EXERCISE DESCRIPTION:
Search the data for the word "https" and copy every line that contains it.

Collected data:
------------------------
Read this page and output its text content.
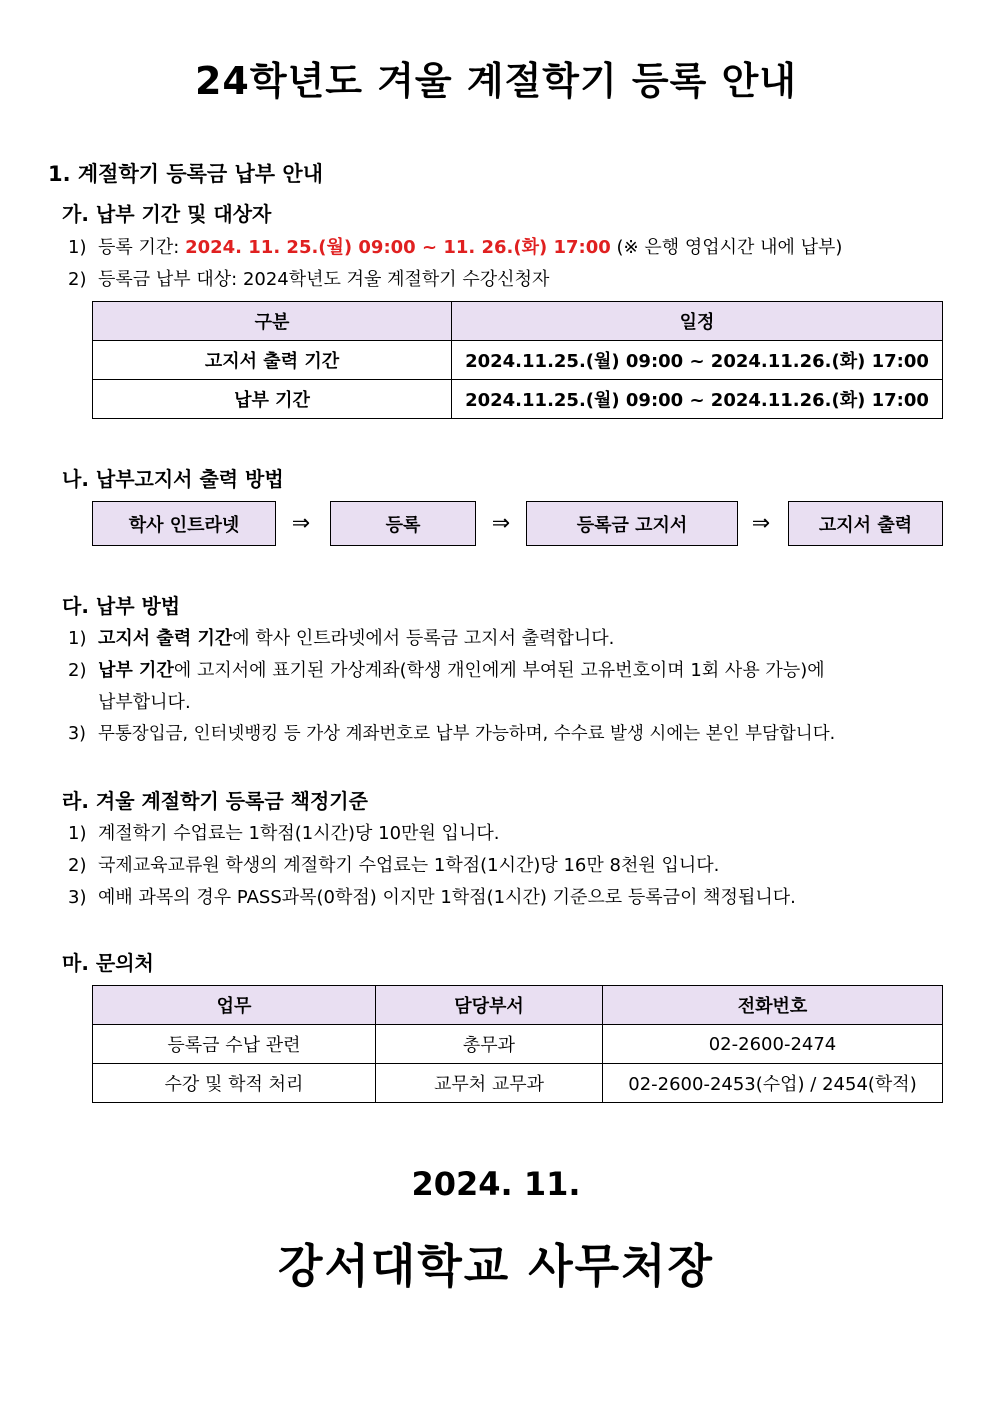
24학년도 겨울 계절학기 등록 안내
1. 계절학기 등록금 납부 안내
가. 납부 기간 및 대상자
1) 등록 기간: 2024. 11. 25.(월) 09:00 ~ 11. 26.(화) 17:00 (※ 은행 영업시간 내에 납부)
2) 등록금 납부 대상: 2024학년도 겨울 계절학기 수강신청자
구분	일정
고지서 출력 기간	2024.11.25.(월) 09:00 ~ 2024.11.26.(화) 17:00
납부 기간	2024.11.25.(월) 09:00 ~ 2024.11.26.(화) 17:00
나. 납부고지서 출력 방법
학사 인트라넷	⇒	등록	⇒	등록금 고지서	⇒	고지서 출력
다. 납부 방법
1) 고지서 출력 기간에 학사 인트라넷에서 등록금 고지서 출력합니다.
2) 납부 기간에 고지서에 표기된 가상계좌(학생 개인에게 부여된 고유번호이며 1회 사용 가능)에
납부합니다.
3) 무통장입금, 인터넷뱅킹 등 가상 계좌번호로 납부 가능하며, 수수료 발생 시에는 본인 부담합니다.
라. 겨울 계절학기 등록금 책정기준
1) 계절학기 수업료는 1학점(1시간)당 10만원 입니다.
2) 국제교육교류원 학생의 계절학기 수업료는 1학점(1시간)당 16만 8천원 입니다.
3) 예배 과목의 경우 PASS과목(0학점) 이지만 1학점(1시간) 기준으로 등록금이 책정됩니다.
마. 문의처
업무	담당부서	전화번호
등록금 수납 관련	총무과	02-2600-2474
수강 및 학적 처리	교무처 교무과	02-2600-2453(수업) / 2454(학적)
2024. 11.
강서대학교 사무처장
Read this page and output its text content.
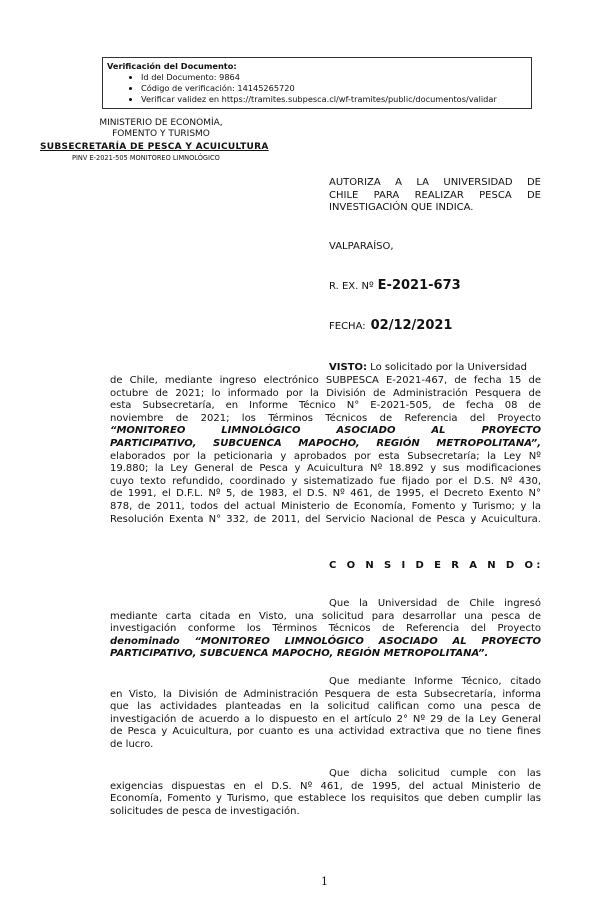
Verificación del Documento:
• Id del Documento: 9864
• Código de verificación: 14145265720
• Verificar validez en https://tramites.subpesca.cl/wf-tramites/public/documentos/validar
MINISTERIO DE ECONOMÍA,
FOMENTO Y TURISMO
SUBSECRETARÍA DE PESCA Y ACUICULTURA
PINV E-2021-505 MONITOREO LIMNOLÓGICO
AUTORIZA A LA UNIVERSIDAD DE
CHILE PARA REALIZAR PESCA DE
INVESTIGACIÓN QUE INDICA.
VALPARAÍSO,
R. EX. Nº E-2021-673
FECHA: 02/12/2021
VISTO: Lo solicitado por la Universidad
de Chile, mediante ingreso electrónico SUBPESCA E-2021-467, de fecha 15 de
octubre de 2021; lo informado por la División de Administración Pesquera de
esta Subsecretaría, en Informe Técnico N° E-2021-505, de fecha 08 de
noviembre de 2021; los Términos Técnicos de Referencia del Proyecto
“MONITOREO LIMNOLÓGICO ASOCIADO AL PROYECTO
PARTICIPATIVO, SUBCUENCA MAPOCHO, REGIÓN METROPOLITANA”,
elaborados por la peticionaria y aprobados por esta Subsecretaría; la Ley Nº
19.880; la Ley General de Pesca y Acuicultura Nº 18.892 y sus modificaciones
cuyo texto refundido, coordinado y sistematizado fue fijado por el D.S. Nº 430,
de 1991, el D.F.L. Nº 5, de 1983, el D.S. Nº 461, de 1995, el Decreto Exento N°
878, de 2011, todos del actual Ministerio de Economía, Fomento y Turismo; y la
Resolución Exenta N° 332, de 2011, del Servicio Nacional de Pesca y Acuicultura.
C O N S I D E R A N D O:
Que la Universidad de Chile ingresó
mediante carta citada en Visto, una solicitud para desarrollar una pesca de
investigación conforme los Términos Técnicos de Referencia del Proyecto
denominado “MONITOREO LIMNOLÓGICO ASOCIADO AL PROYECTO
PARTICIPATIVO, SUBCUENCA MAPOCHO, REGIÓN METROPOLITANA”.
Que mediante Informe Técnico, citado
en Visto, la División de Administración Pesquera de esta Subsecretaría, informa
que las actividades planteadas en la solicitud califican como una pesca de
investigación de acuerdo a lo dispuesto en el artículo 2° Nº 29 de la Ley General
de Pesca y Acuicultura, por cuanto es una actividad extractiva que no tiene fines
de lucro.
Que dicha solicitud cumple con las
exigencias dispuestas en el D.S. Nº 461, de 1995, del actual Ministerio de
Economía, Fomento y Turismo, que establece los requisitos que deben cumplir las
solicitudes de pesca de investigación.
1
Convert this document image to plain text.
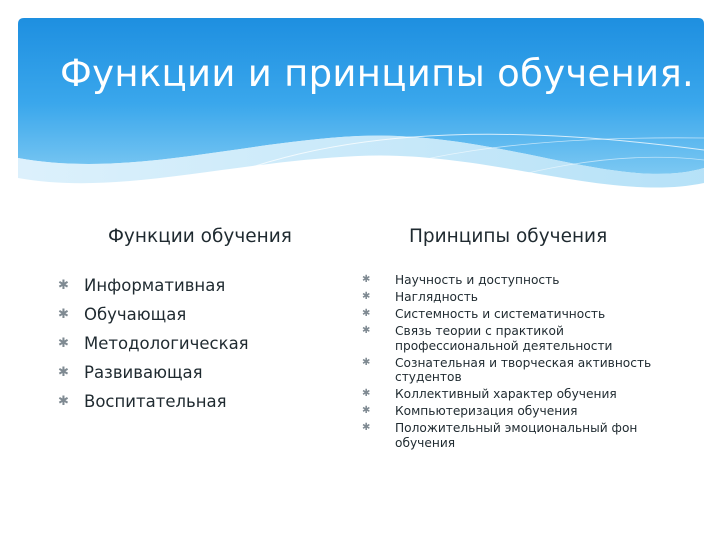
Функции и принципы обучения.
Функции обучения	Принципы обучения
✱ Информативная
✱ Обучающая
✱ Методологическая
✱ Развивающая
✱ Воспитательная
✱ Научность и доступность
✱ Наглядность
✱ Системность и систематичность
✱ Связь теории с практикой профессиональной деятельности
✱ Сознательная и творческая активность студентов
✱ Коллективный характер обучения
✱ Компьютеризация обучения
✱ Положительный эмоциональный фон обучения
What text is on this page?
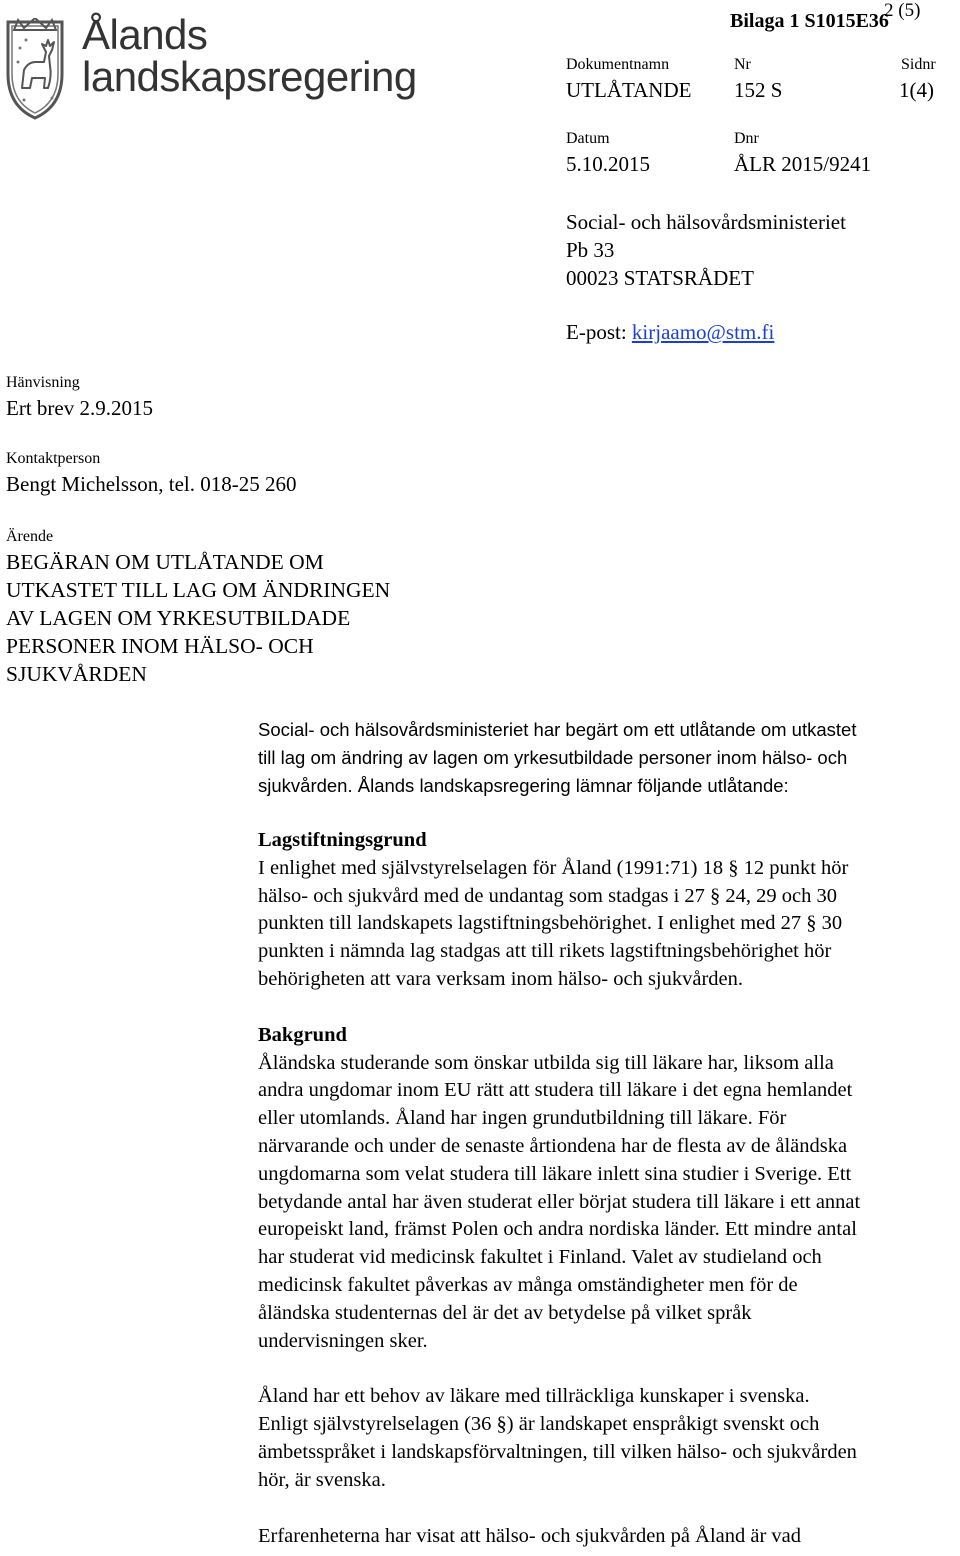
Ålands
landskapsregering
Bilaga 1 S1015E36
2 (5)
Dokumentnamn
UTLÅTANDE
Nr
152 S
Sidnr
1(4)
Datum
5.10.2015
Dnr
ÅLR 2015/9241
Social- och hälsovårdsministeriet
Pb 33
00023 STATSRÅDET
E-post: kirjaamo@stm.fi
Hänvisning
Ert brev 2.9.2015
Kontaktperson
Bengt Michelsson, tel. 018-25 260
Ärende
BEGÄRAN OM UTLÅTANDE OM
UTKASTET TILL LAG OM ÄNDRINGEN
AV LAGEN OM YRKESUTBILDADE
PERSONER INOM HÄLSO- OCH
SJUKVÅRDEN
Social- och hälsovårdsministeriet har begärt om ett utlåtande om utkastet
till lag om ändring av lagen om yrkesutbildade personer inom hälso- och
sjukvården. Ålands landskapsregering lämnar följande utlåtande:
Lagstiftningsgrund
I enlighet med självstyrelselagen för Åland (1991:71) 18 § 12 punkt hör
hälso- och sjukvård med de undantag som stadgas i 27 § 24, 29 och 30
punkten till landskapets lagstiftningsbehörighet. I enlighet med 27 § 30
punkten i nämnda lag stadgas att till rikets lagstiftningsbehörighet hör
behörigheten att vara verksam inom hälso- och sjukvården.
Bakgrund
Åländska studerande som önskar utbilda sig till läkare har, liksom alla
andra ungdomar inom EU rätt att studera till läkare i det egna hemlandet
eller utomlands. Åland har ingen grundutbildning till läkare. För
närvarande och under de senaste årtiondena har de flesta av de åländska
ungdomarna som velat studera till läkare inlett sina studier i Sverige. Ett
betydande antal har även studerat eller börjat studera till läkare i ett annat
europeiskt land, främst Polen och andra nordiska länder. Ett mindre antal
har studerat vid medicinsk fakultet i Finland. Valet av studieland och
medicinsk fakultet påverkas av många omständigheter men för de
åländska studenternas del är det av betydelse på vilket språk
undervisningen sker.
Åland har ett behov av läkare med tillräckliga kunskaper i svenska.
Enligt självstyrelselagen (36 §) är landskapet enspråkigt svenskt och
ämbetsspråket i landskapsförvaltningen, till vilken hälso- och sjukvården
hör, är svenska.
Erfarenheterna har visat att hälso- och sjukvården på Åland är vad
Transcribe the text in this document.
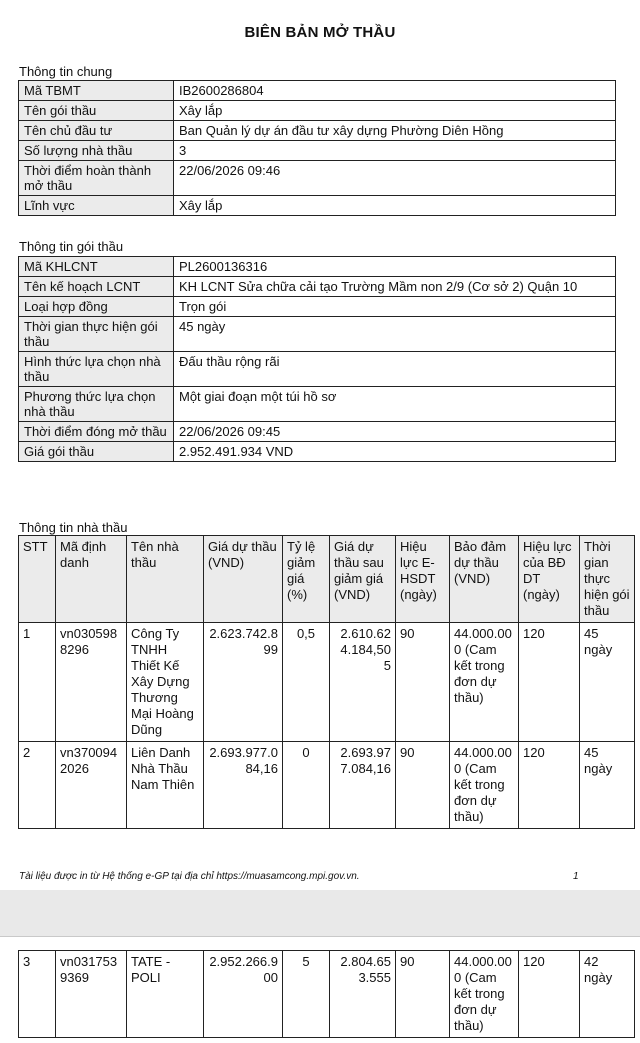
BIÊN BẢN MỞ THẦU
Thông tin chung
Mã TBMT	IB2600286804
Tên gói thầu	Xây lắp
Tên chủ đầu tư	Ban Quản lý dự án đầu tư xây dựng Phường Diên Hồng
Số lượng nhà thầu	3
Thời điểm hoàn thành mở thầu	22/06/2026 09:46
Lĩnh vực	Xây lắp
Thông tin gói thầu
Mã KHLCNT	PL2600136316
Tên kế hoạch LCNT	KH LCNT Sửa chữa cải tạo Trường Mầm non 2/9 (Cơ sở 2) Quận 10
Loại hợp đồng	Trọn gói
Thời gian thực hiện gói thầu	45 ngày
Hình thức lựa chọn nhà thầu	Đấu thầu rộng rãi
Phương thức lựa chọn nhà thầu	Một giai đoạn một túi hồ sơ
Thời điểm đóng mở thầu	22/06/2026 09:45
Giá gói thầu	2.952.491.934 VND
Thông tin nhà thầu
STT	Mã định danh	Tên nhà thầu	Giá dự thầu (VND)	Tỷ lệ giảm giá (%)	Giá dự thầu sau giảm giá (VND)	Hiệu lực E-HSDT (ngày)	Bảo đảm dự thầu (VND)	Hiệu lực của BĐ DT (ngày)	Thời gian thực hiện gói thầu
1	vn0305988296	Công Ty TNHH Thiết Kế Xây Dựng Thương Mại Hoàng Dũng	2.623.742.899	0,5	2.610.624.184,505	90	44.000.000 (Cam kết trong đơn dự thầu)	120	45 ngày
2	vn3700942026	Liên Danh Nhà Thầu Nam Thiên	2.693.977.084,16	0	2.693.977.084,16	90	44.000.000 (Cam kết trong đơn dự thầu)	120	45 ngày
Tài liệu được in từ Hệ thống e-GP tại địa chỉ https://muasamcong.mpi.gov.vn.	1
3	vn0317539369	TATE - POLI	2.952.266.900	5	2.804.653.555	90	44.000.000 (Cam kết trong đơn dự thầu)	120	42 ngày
------------------------
WRITTEN RESPONSE:
• Verificar validez en https://tramites.subpesca.cl/wf-tramites/public/documentos/validar
Tài liệu được in từ Hệ thống e-GP tại địa chỉ https://muasamcong.mpi.gov.vn.	1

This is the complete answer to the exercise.